Lines of data:
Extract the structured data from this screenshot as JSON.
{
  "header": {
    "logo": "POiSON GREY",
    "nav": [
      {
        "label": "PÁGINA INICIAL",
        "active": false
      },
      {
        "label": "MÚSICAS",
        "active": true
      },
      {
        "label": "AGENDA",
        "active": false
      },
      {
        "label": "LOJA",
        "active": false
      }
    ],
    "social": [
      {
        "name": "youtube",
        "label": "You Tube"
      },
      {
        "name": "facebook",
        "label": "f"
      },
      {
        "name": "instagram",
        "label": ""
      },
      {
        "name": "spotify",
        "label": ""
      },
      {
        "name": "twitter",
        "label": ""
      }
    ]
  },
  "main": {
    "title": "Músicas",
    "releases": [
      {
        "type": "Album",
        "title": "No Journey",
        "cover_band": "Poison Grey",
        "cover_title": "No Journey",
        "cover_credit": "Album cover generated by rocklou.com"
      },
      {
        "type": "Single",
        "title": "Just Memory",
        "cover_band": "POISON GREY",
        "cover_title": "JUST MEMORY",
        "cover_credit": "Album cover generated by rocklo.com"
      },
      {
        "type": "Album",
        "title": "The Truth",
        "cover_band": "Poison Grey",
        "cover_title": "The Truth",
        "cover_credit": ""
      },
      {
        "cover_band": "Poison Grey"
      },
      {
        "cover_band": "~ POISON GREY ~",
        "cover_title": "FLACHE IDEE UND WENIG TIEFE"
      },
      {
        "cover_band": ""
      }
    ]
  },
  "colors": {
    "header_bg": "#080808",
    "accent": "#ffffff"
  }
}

**Goal of the exercise**
Repeat the data in its entirety, character for character.

**The output**
Extract the structured data from this screenshot as JSON.
{
  "header": {
    "logo": "POiSON GREY",
    "nav": [
      {
        "label": "PÁGINA INICIAL",
        "active": false
      },
      {
        "label": "MÚSICAS",
        "active": true
      },
      {
        "label": "AGENDA",
        "active": false
      },
      {
        "label": "LOJA",
        "active": false
      }
    ],
    "social": [
      {
        "name": "youtube",
        "label": "You Tube"
      },
      {
        "name": "facebook",
        "label": "f"
      },
      {
        "name": "instagram",
        "label": ""
      },
      {
        "name": "spotify",
        "label": ""
      },
      {
        "name": "twitter",
        "label": ""
      }
    ]
  },
  "main": {
    "title": "Músicas",
    "releases": [
      {
        "type": "Album",
        "title": "No Journey",
        "cover_band": "Poison Grey",
        "cover_title": "No Journey",
        "cover_credit": "Album cover generated by rocklou.com"
      },
      {
        "type": "Single",
        "title": "Just Memory",
        "cover_band": "POISON GREY",
        "cover_title": "JUST MEMORY",
        "cover_credit": "Album cover generated by rocklo.com"
      },
      {
        "type": "Album",
        "title": "The Truth",
        "cover_band": "Poison Grey",
        "cover_title": "The Truth",
        "cover_credit": ""
      },
      {
        "cover_band": "Poison Grey"
      },
      {
        "cover_band": "~ POISON GREY ~",
        "cover_title": "FLACHE IDEE UND WENIG TIEFE"
      },
      {
        "cover_band": ""
      }
    ]
  },
  "colors": {
    "header_bg": "#080808",
    "accent": "#ffffff"
  }
}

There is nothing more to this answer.